== GOAL ==
Copy out all lines with the word "which" in them.

== SOURCE MATERIAL ==
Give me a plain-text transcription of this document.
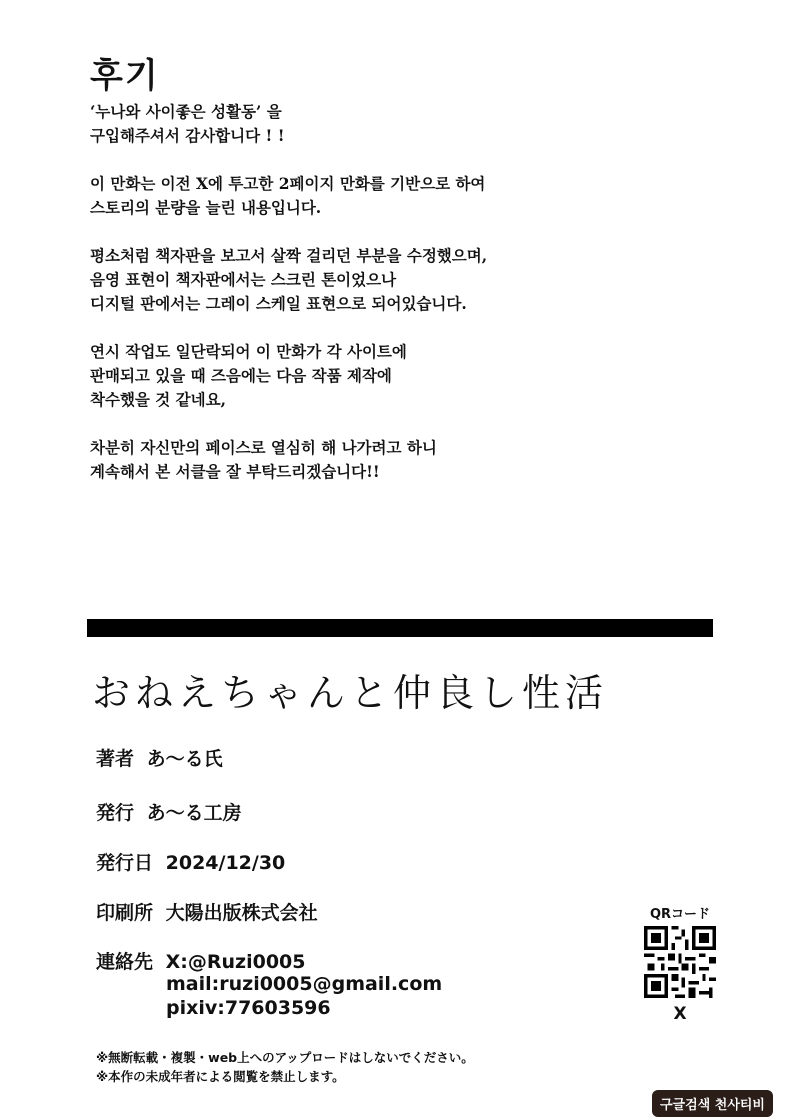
후기
‘누나와 사이좋은 성활동’ 을
구입해주셔서 감사합니다 ! !
이 만화는 이전 X에 투고한 2페이지 만화를 기반으로 하여
스토리의 분량을 늘린 내용입니다.
평소처럼 책자판을 보고서 살짝 걸리던 부분을 수정했으며,
음영 표현이 책자판에서는 스크린 톤이었으나
디지털 판에서는 그레이 스케일 표현으로 되어있습니다.
연시 작업도 일단락되어 이 만화가 각 사이트에
판매되고 있을 때 즈음에는 다음 작품 제작에
착수했을 것 같네요,
차분히 자신만의 페이스로 열심히 해 나가려고 하니
계속해서 본 서클을 잘 부탁드리겠습니다!!
おねえちゃんと仲良し性活
著者 あ～る氏
発行 あ～る工房
発行日 2024/12/30
印刷所 大陽出版株式会社
連絡先 X:@Ruzi0005
mail:ruzi0005@gmail.com
pixiv:77603596
※無断転載・複製・web上へのアップロードはしないでください。
※本作の未成年者による閲覧を禁止します。
QRコード
X
구글검색 천사티비
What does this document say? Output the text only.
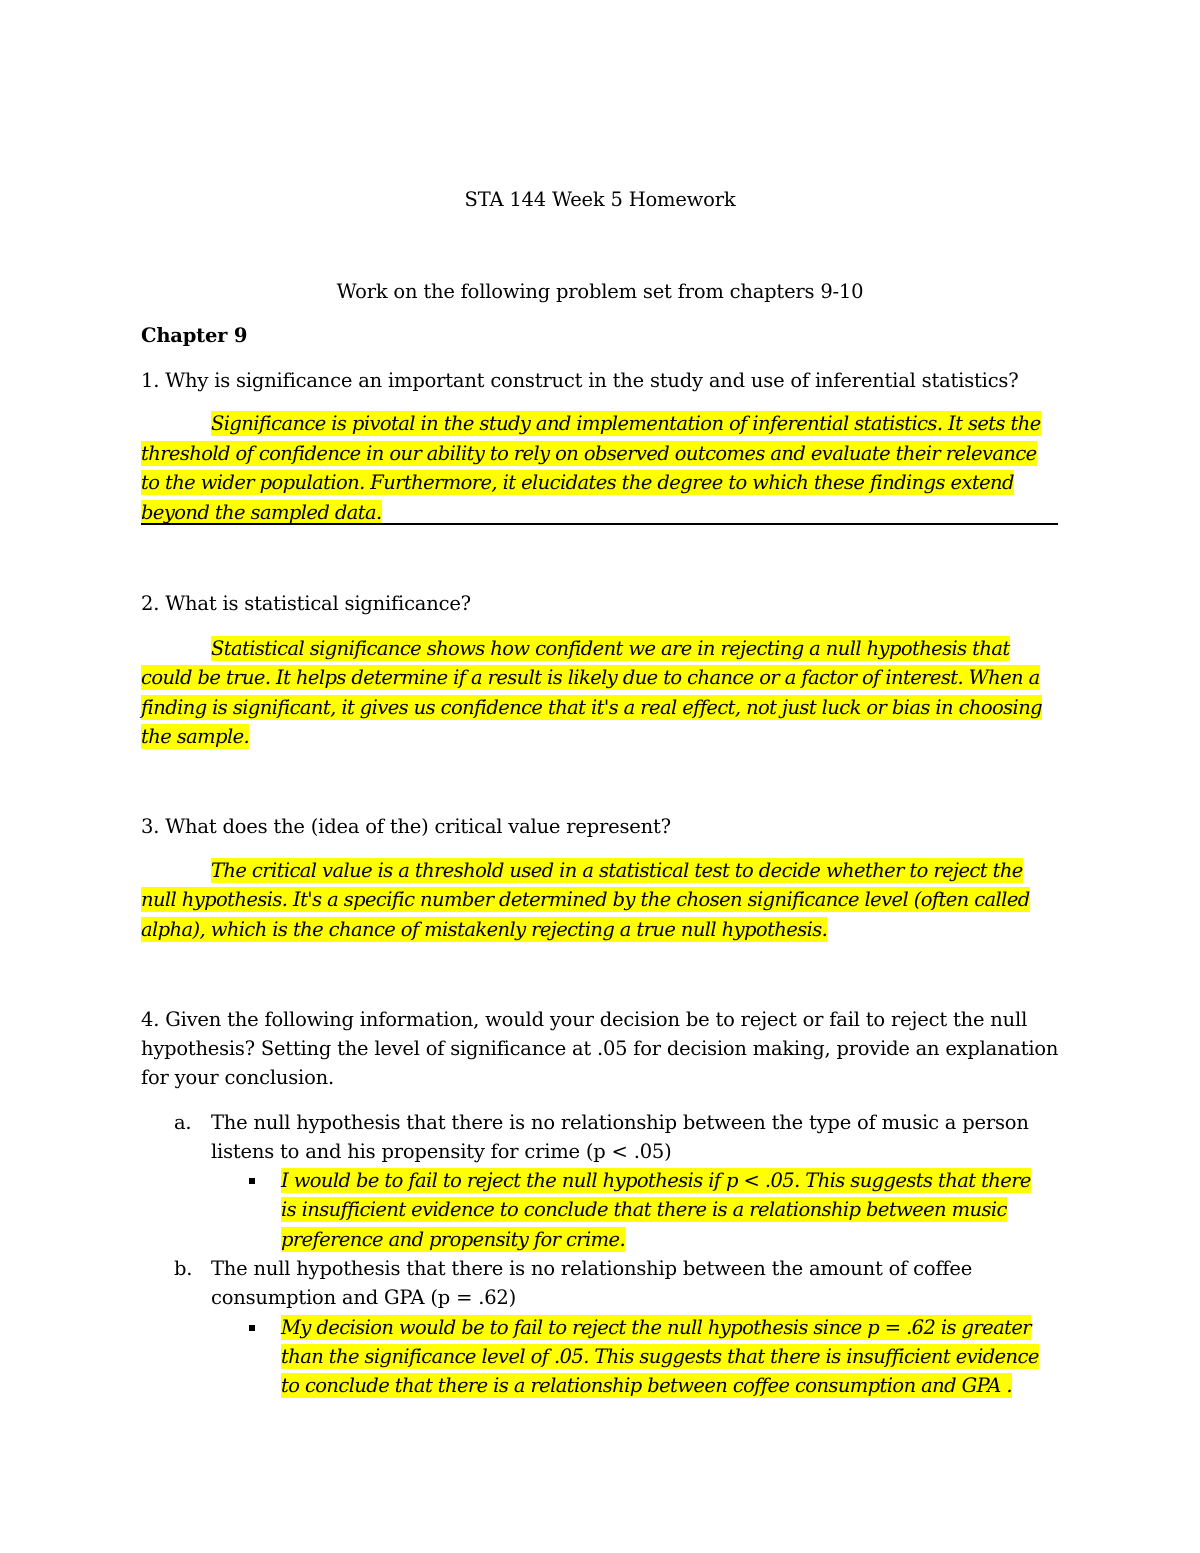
STA 144 Week 5 Homework
Work on the following problem set from chapters 9-10
Chapter 9
1. Why is significance an important construct in the study and use of inferential statistics?
Significance is pivotal in the study and implementation of inferential statistics. It sets the
threshold of confidence in our ability to rely on observed outcomes and evaluate their relevance
to the wider population. Furthermore, it elucidates the degree to which these findings extend
beyond the sampled data.
2. What is statistical significance?
Statistical significance shows how confident we are in rejecting a null hypothesis that
could be true. It helps determine if a result is likely due to chance or a factor of interest. When a
finding is significant, it gives us confidence that it's a real effect, not just luck or bias in choosing
the sample.
3. What does the (idea of the) critical value represent?
The critical value is a threshold used in a statistical test to decide whether to reject the
null hypothesis. It's a specific number determined by the chosen significance level (often called
alpha), which is the chance of mistakenly rejecting a true null hypothesis.
4. Given the following information, would your decision be to reject or fail to reject the null
hypothesis? Setting the level of significance at .05 for decision making, provide an explanation
for your conclusion.
a. The null hypothesis that there is no relationship between the type of music a person
listens to and his propensity for crime (p < .05)
I would be to fail to reject the null hypothesis if p < .05. This suggests that there
is insufficient evidence to conclude that there is a relationship between music
preference and propensity for crime.
b. The null hypothesis that there is no relationship between the amount of coffee
consumption and GPA (p = .62)
My decision would be to fail to reject the null hypothesis since p = .62 is greater
than the significance level of .05. This suggests that there is insufficient evidence
to conclude that there is a relationship between coffee consumption and GPA .
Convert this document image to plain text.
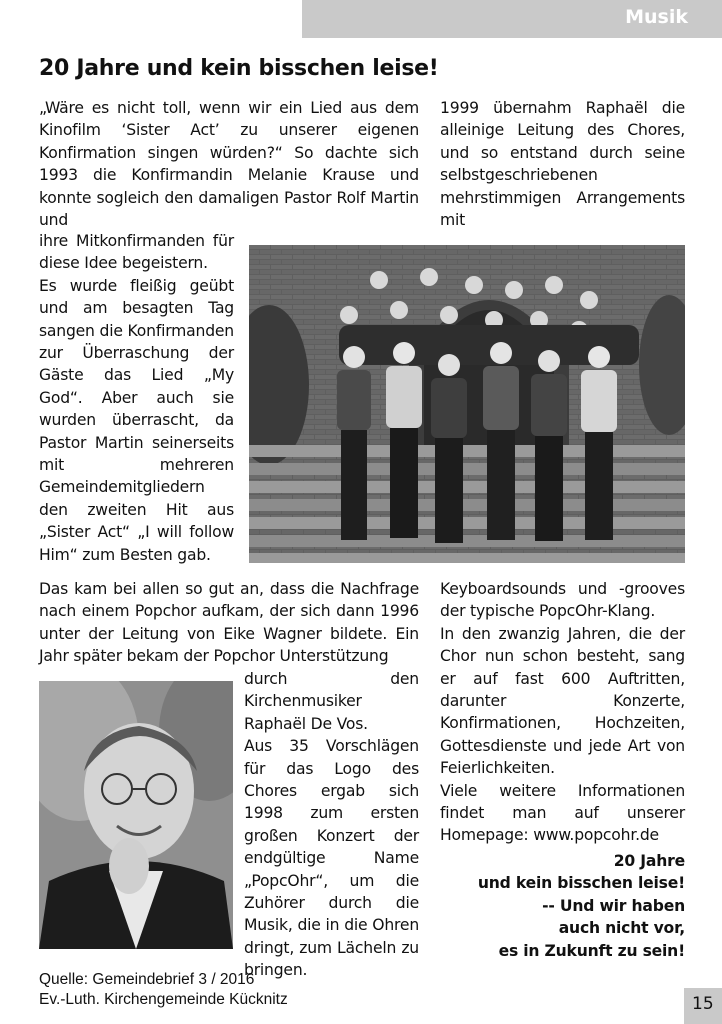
Musik
20 Jahre und kein bisschen leise!
„Wäre es nicht toll, wenn wir ein Lied aus dem Kinofilm ‘Sister Act’ zu unserer eigenen Konfirmation singen würden?“ So dachte sich 1993 die Konfirmandin Melanie Krause und konnte sogleich den damaligen Pastor Rolf Martin und

ihre Mitkonfirmanden für diese Idee begeistern.

Es wurde fleißig geübt und am besagten Tag sangen die Konfirmanden zur Überraschung der Gäste das Lied „My God“. Aber auch sie wurden überrascht, da Pastor Martin seinerseits mit mehreren Gemeindemitgliedern den zweiten Hit aus „Sister Act“ „I will follow Him“ zum Besten gab.

Das kam bei allen so gut an, dass die Nachfrage nach einem Popchor aufkam, der sich dann 1996 unter der Leitung von Eike Wagner bildete. Ein Jahr später bekam der Popchor Unterstützung

durch den Kirchenmusiker Raphaël De Vos.

Aus 35 Vorschlägen für das Logo des Chores ergab sich 1998 zum ersten großen Konzert der endgültige Name „PopcOhr“, um die Zuhörer durch die Musik, die in die Ohren dringt, zum Lächeln zu bringen.

1999 übernahm Raphaël die alleinige Leitung des Chores, und so entstand durch seine selbstgeschriebenen mehrstimmigen Arrangements mit

Keyboardsounds und -grooves der typische PopcOhr-Klang.

In den zwanzig Jahren, die der Chor nun schon besteht, sang er auf fast 600 Auftritten, darunter Konzerte, Konfirmationen, Hochzeiten, Gottesdienste und jede Art von Feierlichkeiten.

Viele weitere Informationen findet man auf unserer Homepage: www.popcohr.de

20 Jahre
und kein bisschen leise!
-- Und wir haben
auch nicht vor,
es in Zukunft zu sein!
Quelle: Gemeindebrief 3 / 2016
Ev.-Luth. Kirchengemeinde Kücknitz	15
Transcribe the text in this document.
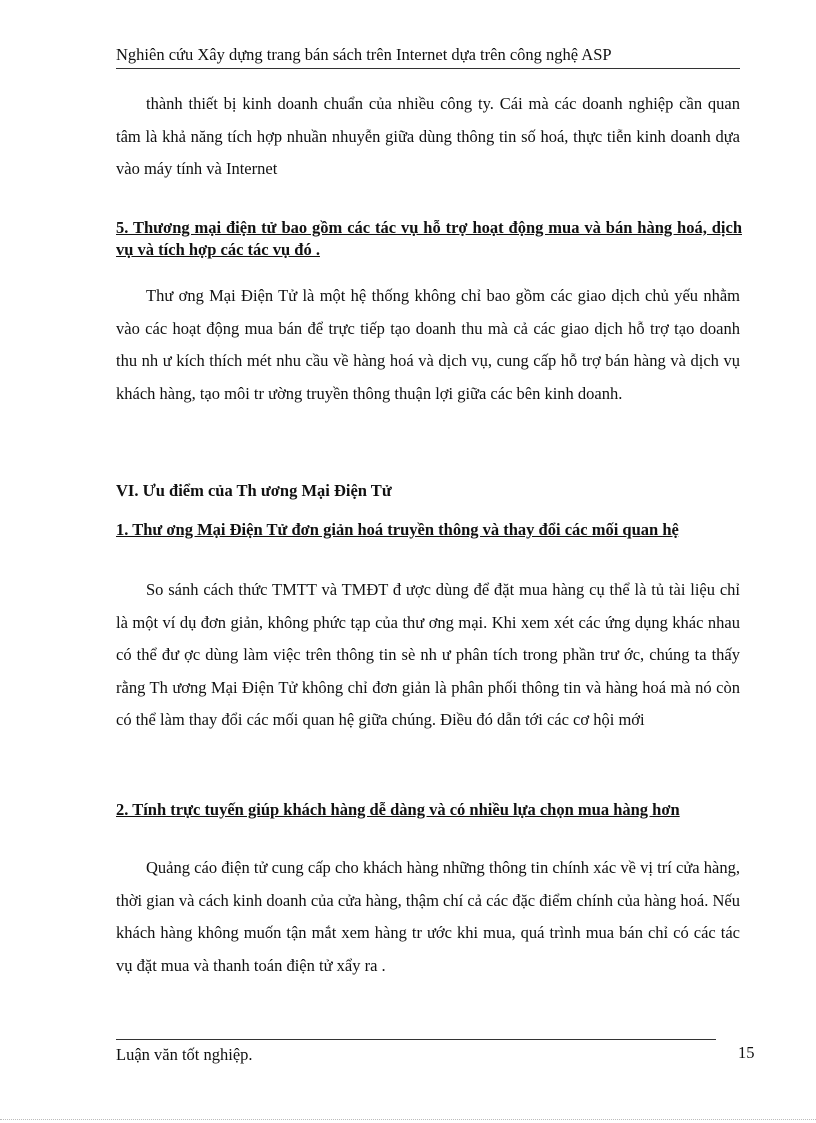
Nghiên cứu Xây dựng trang bán sách trên Internet dựa trên công nghệ ASP
thành thiết bị kinh doanh chuẩn của nhiều công ty. Cái mà các doanh nghiệp cần quan tâm là khả năng tích hợp nhuần nhuyễn giữa dùng thông tin số hoá, thực tiễn kinh doanh dựa vào máy tính và Internet
5. Thương mại điện tử bao gồm các tác vụ hỗ trợ hoạt động mua và bán hàng hoá, dịch vụ và tích hợp các tác vụ đó .
Thư ơng Mại Điện Tử là một hệ thống không chỉ bao gồm các giao dịch chủ yếu nhằm vào các hoạt động mua bán để trực tiếp tạo doanh thu mà cả các giao dịch hỗ trợ tạo doanh thu nh ư kích thích mét nhu cầu về hàng hoá và dịch vụ, cung cấp hỗ trợ bán hàng và dịch vụ khách hàng, tạo môi tr ường truyền thông thuận lợi giữa các bên kinh doanh.
VI. Ưu điểm của Th ương Mại Điện Tử
1. Thư ơng Mại Điện Tử đơn giản hoá truyền thông và thay đổi các mối quan hệ
So sánh cách thức TMTT và TMĐT đ ược dùng để đặt mua hàng cụ thể là tủ tài liệu chỉ là một ví dụ đơn giản, không phức tạp của thư ơng mại. Khi xem xét các ứng dụng khác nhau có thể đư ợc dùng làm việc trên thông tin sè nh ư phân tích trong phần trư ớc, chúng ta thấy rằng Th ương Mại Điện Tử không chỉ đơn giản là phân phối thông tin và hàng hoá mà nó còn có thể làm thay đổi các mối quan hệ giữa chúng. Điều đó dẫn tới các cơ hội mới
2. Tính trực tuyến giúp khách hàng dễ dàng và có nhiều lựa chọn mua hàng hơn
Quảng cáo điện tử cung cấp cho khách hàng những thông tin chính xác về vị trí cửa hàng, thời gian và cách kinh doanh của cửa hàng, thậm chí cả các đặc điểm chính của hàng hoá. Nếu khách hàng không muốn tận mắt xem hàng tr ước khi mua, quá trình mua bán chỉ có các tác vụ đặt mua và thanh toán điện tử xẩy ra .
Luận văn tốt nghiệp.	15
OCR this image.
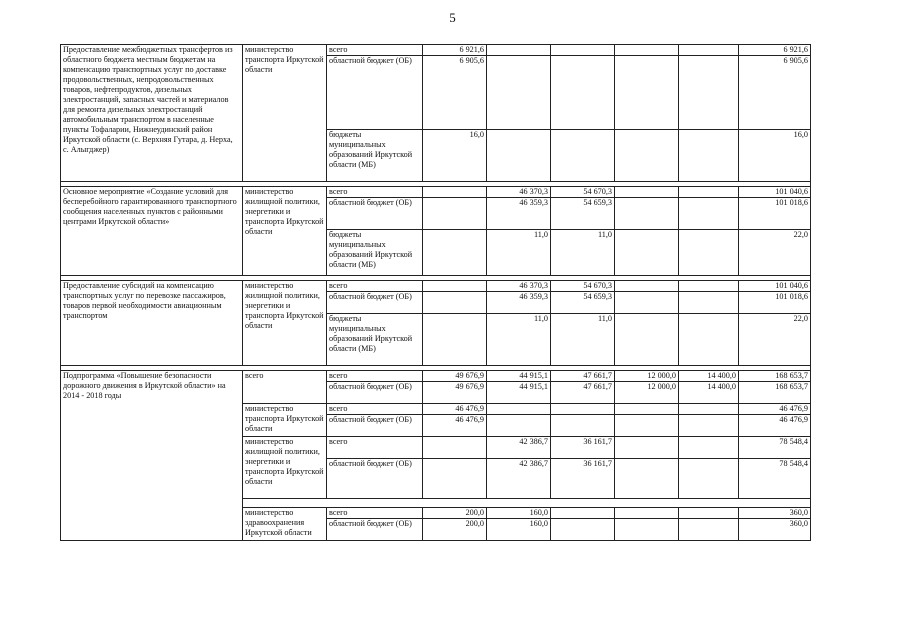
5
Предоставление межбюджетных трансфертов из областного бюджета местным бюджетам на компенсацию транспортных услуг по доставке продовольственных, непродовольственных товаров, нефтепродуктов, дизельных электростанций, запасных частей и материалов для ремонта дизельных электростанций автомобильным транспортом в населенные пункты Тофаларии, Нижнеудинский район Иркутской области (с. Верхняя Гутара, д. Нерха, с. Алыгджер)	министерство транспорта Иркутской области	всего	6 921,6					6 921,6
		областной бюджет (ОБ)	6 905,6					6 905,6
		бюджеты муниципальных образований Иркутской области (МБ)	16,0					16,0

Основное мероприятие «Создание условий для бесперебойного гарантированного транспортного сообщения населенных пунктов с районными центрами Иркутской области»	министерство жилищной политики, энергетики и транспорта Иркутской области	всего		46 370,3	54 670,3			101 040,6
		областной бюджет (ОБ)		46 359,3	54 659,3			101 018,6
		бюджеты муниципальных образований Иркутской области (МБ)		11,0	11,0			22,0

Предоставление субсидий на компенсацию транспортных услуг по перевозке пассажиров, товаров первой необходимости авиационным транспортом	министерство жилищной политики, энергетики и транспорта Иркутской области	всего		46 370,3	54 670,3			101 040,6
		областной бюджет (ОБ)		46 359,3	54 659,3			101 018,6
		бюджеты муниципальных образований Иркутской области (МБ)		11,0	11,0			22,0

Подпрограмма «Повышение безопасности дорожного движения в Иркутской области» на 2014 - 2018 годы	всего	всего	49 676,9	44 915,1	47 661,7	12 000,0	14 400,0	168 653,7
		областной бюджет (ОБ)	49 676,9	44 915,1	47 661,7	12 000,0	14 400,0	168 653,7
	министерство транспорта Иркутской области	всего	46 476,9					46 476,9
		областной бюджет (ОБ)	46 476,9					46 476,9
	министерство жилищной политики, энергетики и транспорта Иркутской области	всего		42 386,7	36 161,7			78 548,4
		областной бюджет (ОБ)		42 386,7	36 161,7			78 548,4

	министерство здравоохранения Иркутской области	всего	200,0	160,0				360,0
		областной бюджет (ОБ)	200,0	160,0				360,0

== OUTPUT FOR THIS EXERCISE ==
to the wider population. Furthermore, it elucidates the degree to which these findings extend
alpha), which is the chance of mistakenly rejecting a true null hypothesis.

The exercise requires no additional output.